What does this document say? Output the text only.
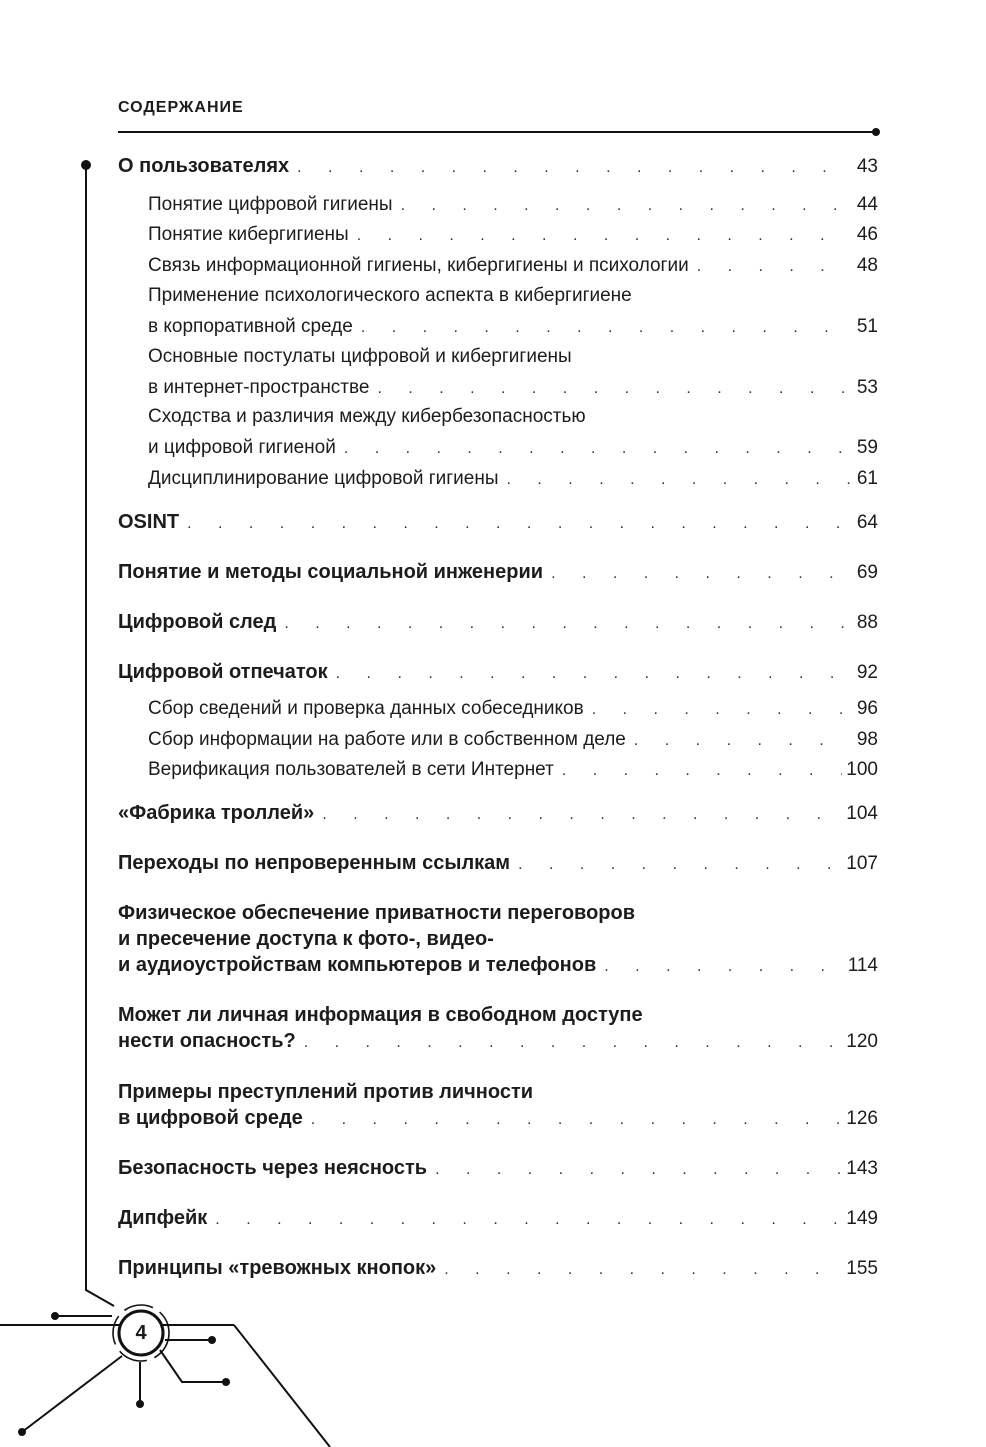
СОДЕРЖАНИЕ
4
О пользователях . . .	43
Понятие цифровой гигиены . . .	44
Понятие кибергигиены . . .	46
Связь информационной гигиены, кибергигиены и психологии . . .	48
Применение психологического аспекта в кибергигиене
в корпоративной среде . . .	51
Основные постулаты цифровой и кибергигиены
в интернет-пространстве . . .	53
Сходства и различия между кибербезопасностью
и цифровой гигиеной . . .	59
Дисциплинирование цифровой гигиены . . .	61
OSINT . . .	64
Понятие и методы социальной инженерии . . .	69
Цифровой след . . .	88
Цифровой отпечаток . . .	92
Сбор сведений и проверка данных собеседников . . .	96
Сбор информации на работе или в собственном деле . . .	98
Верификация пользователей в сети Интернет . . .	100
«Фабрика троллей» . . .	104
Переходы по непроверенным ссылкам . . .	107
Физическое обеспечение приватности переговоров
и пресечение доступа к фото-, видео-
и аудиоустройствам компьютеров и телефонов . . .	114
Может ли личная информация в свободном доступе
нести опасность? . . .	120
Примеры преступлений против личности
в цифровой среде . . .	126
Безопасность через неясность . . .	143
Дипфейк . . .	149
Принципы «тревожных кнопок» . . .	155
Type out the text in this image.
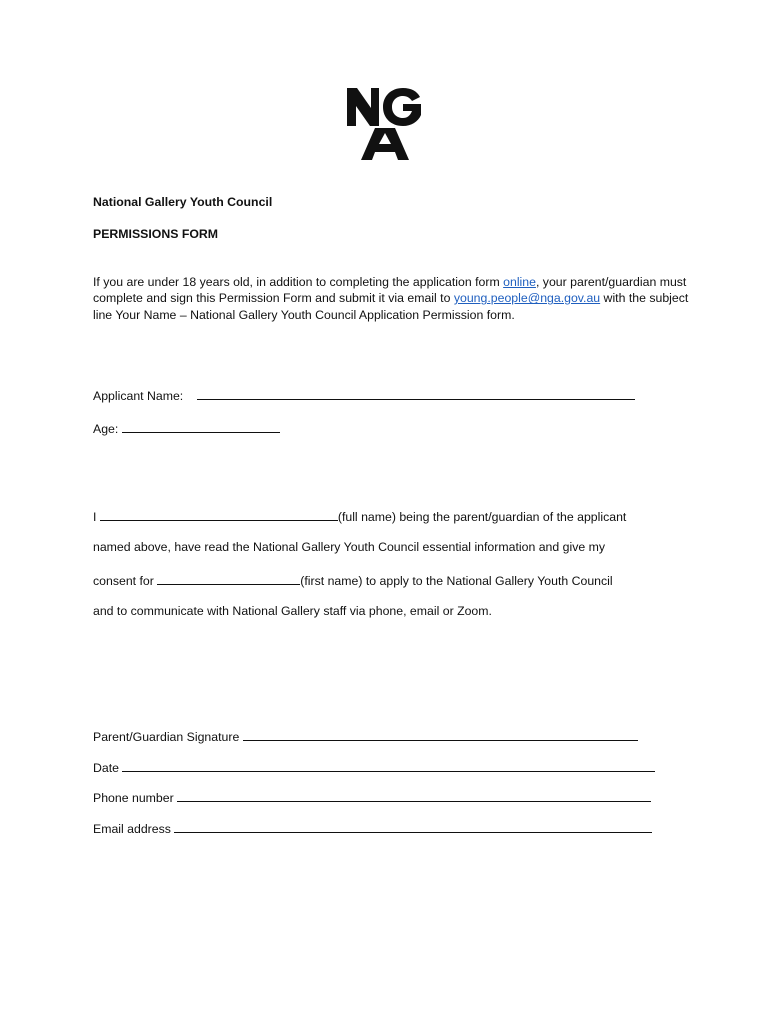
National Gallery Youth Council
PERMISSIONS FORM
If you are under 18 years old, in addition to completing the application form online, your parent/guardian must complete and sign this Permission Form and submit it via email to young.people@nga.gov.au with the subject line Your Name – National Gallery Youth Council Application Permission form.
Applicant Name:
Age:
I	(full name) being the parent/guardian of the applicant
named above, have read the National Gallery Youth Council essential information and give my
consent for	(first name) to apply to the National Gallery Youth Council
and to communicate with National Gallery staff via phone, email or Zoom.
Parent/Guardian Signature
Date
Phone number
Email address
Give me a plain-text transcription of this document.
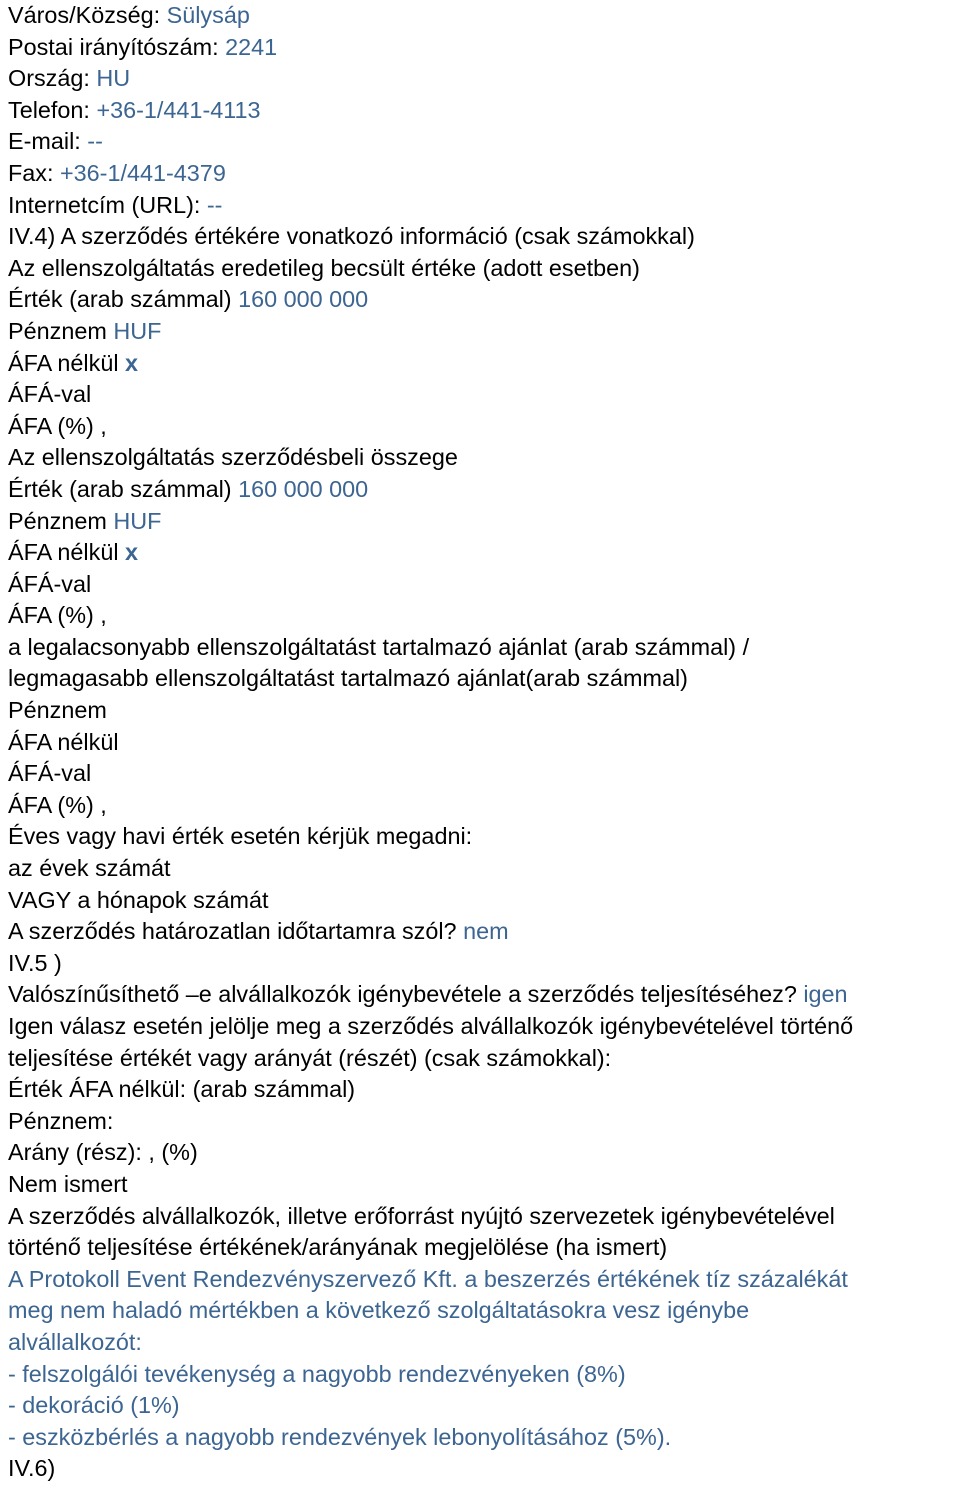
Város/Község: Sülysáp
Postai irányítószám: 2241
Ország: HU
Telefon: +36-1/441-4113
E-mail: --
Fax: +36-1/441-4379
Internetcím (URL): --
IV.4) A szerződés értékére vonatkozó információ (csak számokkal)
Az ellenszolgáltatás eredetileg becsült értéke (adott esetben)
Érték (arab számmal) 160 000 000
Pénznem HUF
ÁFA nélkül x
ÁFÁ-val
ÁFA (%) ,
Az ellenszolgáltatás szerződésbeli összege
Érték (arab számmal) 160 000 000
Pénznem HUF
ÁFA nélkül x
ÁFÁ-val
ÁFA (%) ,
a legalacsonyabb ellenszolgáltatást tartalmazó ajánlat (arab számmal) /
legmagasabb ellenszolgáltatást tartalmazó ajánlat(arab számmal)
Pénznem
ÁFA nélkül
ÁFÁ-val
ÁFA (%) ,
Éves vagy havi érték esetén kérjük megadni:
az évek számát
VAGY a hónapok számát
A szerződés határozatlan időtartamra szól? nem
IV.5 )
Valószínűsíthető –e alvállalkozók igénybevétele a szerződés teljesítéséhez? igen
Igen válasz esetén jelölje meg a szerződés alvállalkozók igénybevételével történő
teljesítése értékét vagy arányát (részét) (csak számokkal):
Érték ÁFA nélkül: (arab számmal)
Pénznem:
Arány (rész): , (%)
Nem ismert
A szerződés alvállalkozók, illetve erőforrást nyújtó szervezetek igénybevételével
történő teljesítése értékének/arányának megjelölése (ha ismert)
A Protokoll Event Rendezvényszervező Kft. a beszerzés értékének tíz százalékát
meg nem haladó mértékben a következő szolgáltatásokra vesz igénybe
alvállalkozót:
- felszolgálói tevékenység a nagyobb rendezvényeken (8%)
- dekoráció (1%)
- eszközbérlés a nagyobb rendezvények lebonyolításához (5%).
IV.6)
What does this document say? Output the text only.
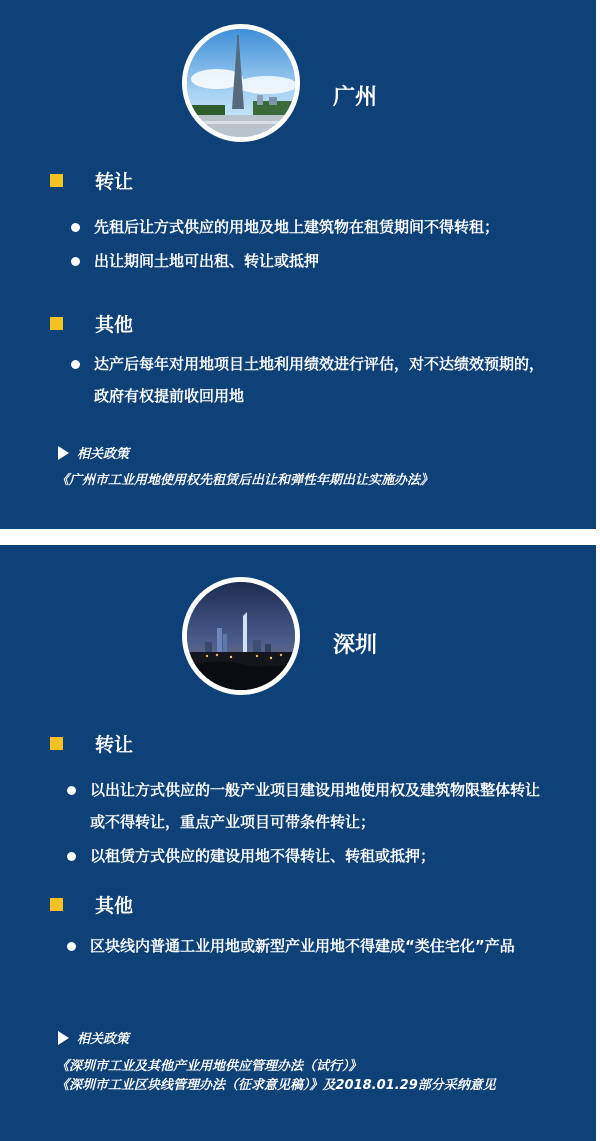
广州
转让
先租后让方式供应的用地及地上建筑物在租赁期间不得转租；
出让期间土地可出租、转让或抵押
其他
达产后每年对用地项目土地利用绩效进行评估，对不达绩效预期的，政府有权提前收回用地
相关政策
《广州市工业用地使用权先租赁后出让和弹性年期出让实施办法》
深圳
转让
以出让方式供应的一般产业项目建设用地使用权及建筑物限整体转让或不得转让，重点产业项目可带条件转让；
以租赁方式供应的建设用地不得转让、转租或抵押；
其他
区块线内普通工业用地或新型产业用地不得建成“类住宅化”产品
相关政策
《深圳市工业及其他产业用地供应管理办法（试行）》
《深圳市工业区块线管理办法（征求意见稿）》及2018.01.29部分采纳意见
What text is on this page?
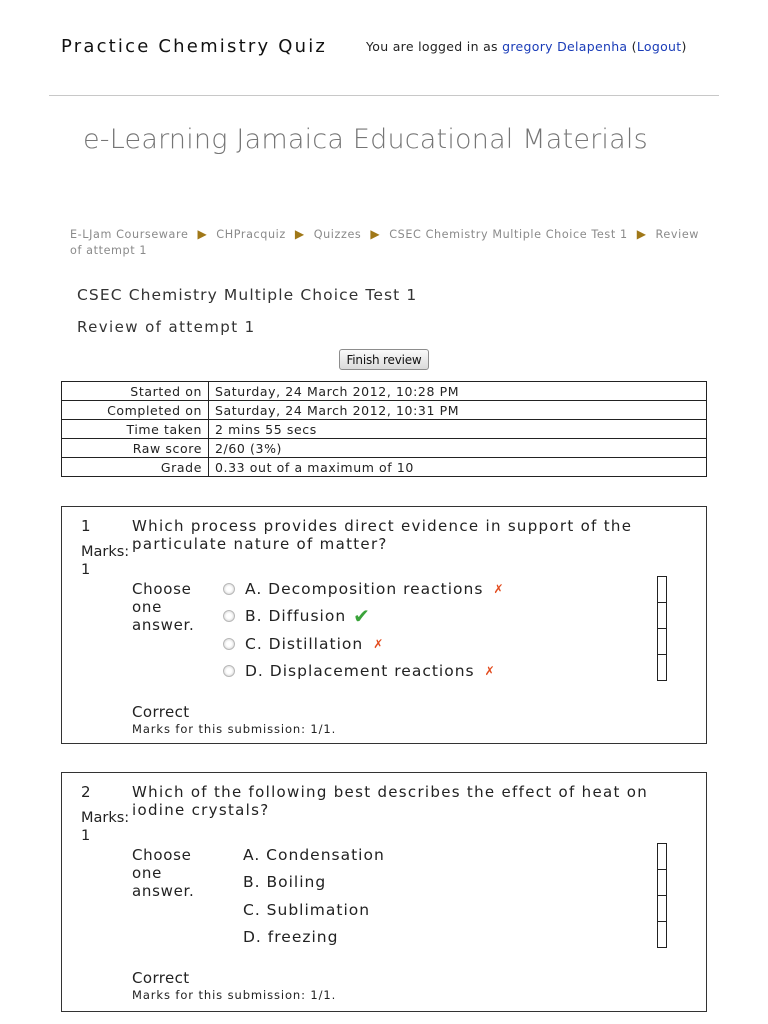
Practice Chemistry Quiz	You are logged in as gregory Delapenha (Logout)
e-Learning Jamaica Educational Materials
E-LJam Courseware ▶ CHPracquiz ▶ Quizzes ▶ CSEC Chemistry Multiple Choice Test 1 ▶ Review of attempt 1
CSEC Chemistry Multiple Choice Test 1
Review of attempt 1
Finish review
Started on	Saturday, 24 March 2012, 10:28 PM
Completed on	Saturday, 24 March 2012, 10:31 PM
Time taken	2 mins 55 secs
Raw score	2/60 (3%)
Grade	0.33 out of a maximum of 10
1
Marks:
1
Which process provides direct evidence in support of the particulate nature of matter?
Choose one answer.
A. Decomposition reactions ✗
B. Diffusion ✔
C. Distillation ✗
D. Displacement reactions ✗
Correct
Marks for this submission: 1/1.
2
Marks:
1
Which of the following best describes the effect of heat on iodine crystals?
Choose one answer.
A. Condensation
B. Boiling
C. Sublimation
D. freezing
Correct
Marks for this submission: 1/1.
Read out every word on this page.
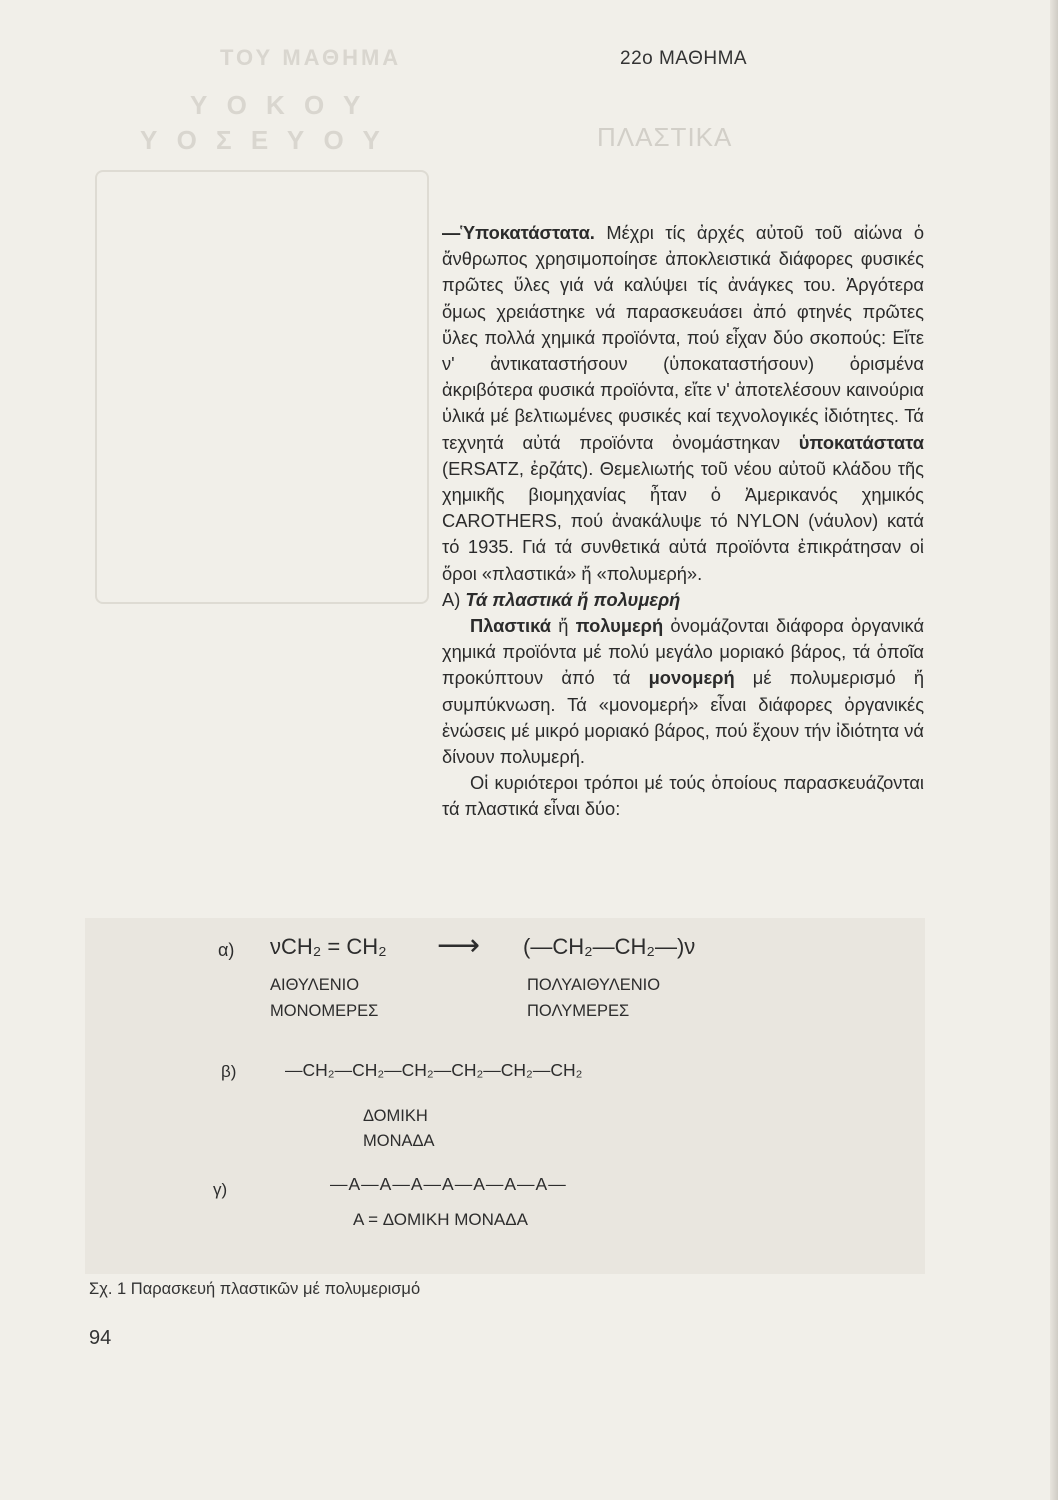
ΤΟΥ ΜΑΘΗΜΑ
Υ Ο Κ Ο Υ
Υ Ο Σ Ε Υ Ο Υ
22ο ΜΑΘΗΜΑ
ΠΛΑΣΤΙΚΑ

—Ὑποκατάστατα. Μέχρι τίς ἀρχές αὐτοῦ τοῦ αἰώνα ὁ ἄνθρωπος χρησιμοποίησε ἀποκλειστικά διάφορες φυσικές πρῶτες ὕλες γιά νά καλύψει τίς ἀνάγκες του. Ἀργότερα ὅμως χρειάστηκε νά παρασκευάσει ἀπό φτηνές πρῶτες ὕλες πολλά χημικά προϊόντα, πού εἶχαν δύο σκοπούς: Εἴτε ν' ἀντικαταστήσουν (ὑποκαταστήσουν) ὁρισμένα ἀκριβότερα φυσικά προϊόντα, εἴτε ν' ἀποτελέσουν καινούρια ὑλικά μέ βελτιωμένες φυσικές καί τεχνολογικές ἰδιότητες. Τά τεχνητά αὐτά προϊόντα ὀνομάστηκαν ὑποκατάστατα (ERSATZ, ἐρζάτς). Θεμελιωτής τοῦ νέου αὐτοῦ κλάδου τῆς χημικῆς βιομηχανίας ἦταν ὁ Ἀμερικανός χημικός CAROTHERS, πού ἀνακάλυψε τό NYLON (νάυλον) κατά τό 1935. Γιά τά συνθετικά αὐτά προϊόντα ἐπικράτησαν οἱ ὅροι «πλαστικά» ἤ «πολυμερή».

Α) Τά πλαστικά ἤ πολυμερή

Πλαστικά ἤ πολυμερή ὀνομάζονται διάφορα ὀργανικά χημικά προϊόντα μέ πολύ μεγάλο μοριακό βάρος, τά ὁποῖα προκύπτουν ἀπό τά μονομερή μέ πολυμερισμό ἤ συμπύκνωση. Τά «μονομερή» εἶναι διάφορες ὀργανικές ἐνώσεις μέ μικρό μοριακό βάρος, πού ἔχουν τήν ἰδιότητα νά δίνουν πολυμερή.

Οἱ κυριότεροι τρόποι μέ τούς ὁποίους παρασκευάζονται τά πλαστικά εἶναι δύο:

α) νCH₂ = CH₂ ⟶ (—CH₂—CH₂—)ν
ΑΙΘΥΛΕΝΙΟ
ΜΟΝΟΜΕΡΕΣ
ΠΟΛΥΑΙΘΥΛΕΝΙΟ
ΠΟΛΥΜΕΡΕΣ
β)	—CH₂—CH₂—CH₂—CH₂—CH₂—CH₂
ΔΟΜΙΚΗ
ΜΟΝΑΔΑ
γ)	—A—A—A—A—A—A—A—
A = ΔΟΜΙΚΗ ΜΟΝΑΔΑ
Σχ. 1 Παρασκευή πλαστικῶν μέ πολυμερισμό
94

● TASK
Search the lines for "εἶναι". Copy each line that has it.

● FINAL RESULT
Πλαστικά ἤ πολυμερή ὀνομάζονται διάφορα ὀργανικά χημικά προϊόντα μέ πολύ μεγάλο μοριακό βάρος, τά ὁποῖα προκύπτουν ἀπό τά μονομερή μέ πολυμερισμό ἤ συμπύκνωση. Τά «μονομερή» εἶναι διάφορες ὀργανικές ἐνώσεις μέ μικρό μοριακό βάρος, πού ἔχουν τήν ἰδιότητα νά δίνουν πολυμερή.
Οἱ κυριότεροι τρόποι μέ τούς ὁποίους παρασκευάζονται τά πλαστικά εἶναι δύο:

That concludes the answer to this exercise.